• **Given request**: Below are records; state how many of their lines hold the word "Innovation", and give only the figure.
=== Dataset rows ===
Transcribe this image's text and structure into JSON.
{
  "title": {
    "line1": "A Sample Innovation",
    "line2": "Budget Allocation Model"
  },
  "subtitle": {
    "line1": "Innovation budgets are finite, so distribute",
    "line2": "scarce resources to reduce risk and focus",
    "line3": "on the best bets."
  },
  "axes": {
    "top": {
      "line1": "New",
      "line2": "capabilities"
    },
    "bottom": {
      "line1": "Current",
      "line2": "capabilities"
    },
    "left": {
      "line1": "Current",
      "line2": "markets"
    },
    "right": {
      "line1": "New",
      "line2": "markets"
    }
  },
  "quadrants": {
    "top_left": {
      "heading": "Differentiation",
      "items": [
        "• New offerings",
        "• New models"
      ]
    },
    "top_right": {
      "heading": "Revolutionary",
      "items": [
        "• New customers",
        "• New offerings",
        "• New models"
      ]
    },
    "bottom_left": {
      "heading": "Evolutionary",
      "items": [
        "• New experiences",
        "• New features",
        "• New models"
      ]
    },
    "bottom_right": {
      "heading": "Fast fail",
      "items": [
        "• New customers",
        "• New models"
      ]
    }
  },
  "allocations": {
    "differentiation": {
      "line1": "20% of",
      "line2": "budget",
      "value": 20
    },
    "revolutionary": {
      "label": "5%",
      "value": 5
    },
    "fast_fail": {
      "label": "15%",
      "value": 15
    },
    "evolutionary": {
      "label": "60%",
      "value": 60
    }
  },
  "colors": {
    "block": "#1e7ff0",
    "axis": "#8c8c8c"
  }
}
===
• **Task response**: 2